_Set exercise_: Copy out the listing that follows, exact in every word, and skip the images.

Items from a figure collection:
....

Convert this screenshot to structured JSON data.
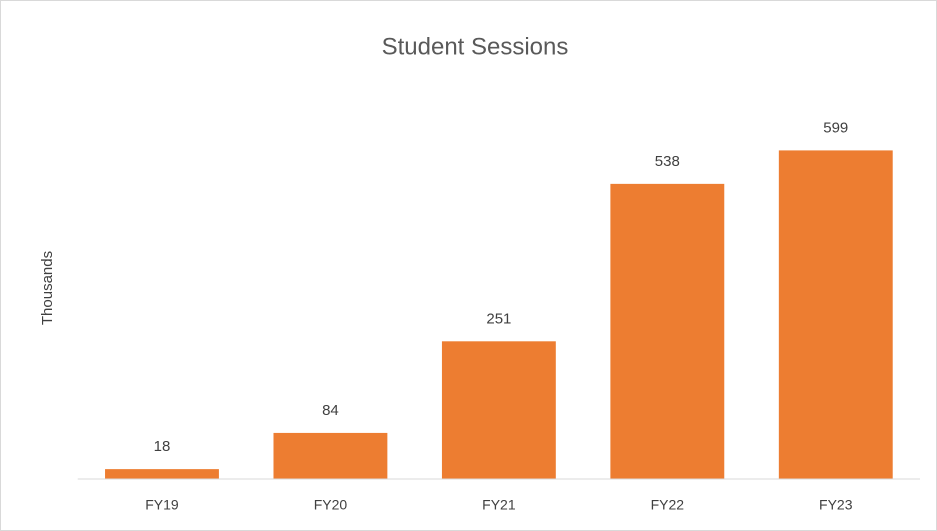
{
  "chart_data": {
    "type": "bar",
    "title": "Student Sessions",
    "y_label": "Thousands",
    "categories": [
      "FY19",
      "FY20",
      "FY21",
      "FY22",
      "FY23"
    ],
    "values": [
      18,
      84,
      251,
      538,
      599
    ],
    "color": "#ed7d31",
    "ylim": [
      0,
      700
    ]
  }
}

....

_The solution_:
Convert this screenshot to structured JSON data.
{
  "chart_data": {
    "type": "bar",
    "title": "Student Sessions",
    "y_label": "Thousands",
    "categories": [
      "FY19",
      "FY20",
      "FY21",
      "FY22",
      "FY23"
    ],
    "values": [
      18,
      84,
      251,
      538,
      599
    ],
    "color": "#ed7d31",
    "ylim": [
      0,
      700
    ]
  }
}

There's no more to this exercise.